Challenge: Print all the records exactly, please.

··· Extracted data

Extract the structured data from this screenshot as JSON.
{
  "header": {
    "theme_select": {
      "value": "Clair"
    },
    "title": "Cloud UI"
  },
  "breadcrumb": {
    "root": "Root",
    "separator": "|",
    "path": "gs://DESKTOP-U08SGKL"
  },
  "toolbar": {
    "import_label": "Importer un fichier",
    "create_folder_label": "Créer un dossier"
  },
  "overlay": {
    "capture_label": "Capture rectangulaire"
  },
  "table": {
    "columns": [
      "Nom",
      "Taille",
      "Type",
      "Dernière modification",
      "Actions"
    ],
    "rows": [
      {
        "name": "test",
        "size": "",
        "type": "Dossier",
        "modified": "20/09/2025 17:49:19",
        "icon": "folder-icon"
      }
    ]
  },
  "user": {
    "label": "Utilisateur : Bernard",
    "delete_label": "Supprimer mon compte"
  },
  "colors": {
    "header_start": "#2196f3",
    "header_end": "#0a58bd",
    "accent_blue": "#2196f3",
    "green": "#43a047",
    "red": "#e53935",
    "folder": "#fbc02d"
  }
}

······

Response to the task:
Extract the structured data from this screenshot as JSON.
{
  "header": {
    "theme_select": {
      "value": "Clair"
    },
    "title": "Cloud UI"
  },
  "breadcrumb": {
    "root": "Root",
    "separator": "|",
    "path": "gs://DESKTOP-U08SGKL"
  },
  "toolbar": {
    "import_label": "Importer un fichier",
    "create_folder_label": "Créer un dossier"
  },
  "overlay": {
    "capture_label": "Capture rectangulaire"
  },
  "table": {
    "columns": [
      "Nom",
      "Taille",
      "Type",
      "Dernière modification",
      "Actions"
    ],
    "rows": [
      {
        "name": "test",
        "size": "",
        "type": "Dossier",
        "modified": "20/09/2025 17:49:19",
        "icon": "folder-icon"
      }
    ]
  },
  "user": {
    "label": "Utilisateur : Bernard",
    "delete_label": "Supprimer mon compte"
  },
  "colors": {
    "header_start": "#2196f3",
    "header_end": "#0a58bd",
    "accent_blue": "#2196f3",
    "green": "#43a047",
    "red": "#e53935",
    "folder": "#fbc02d"
  }
}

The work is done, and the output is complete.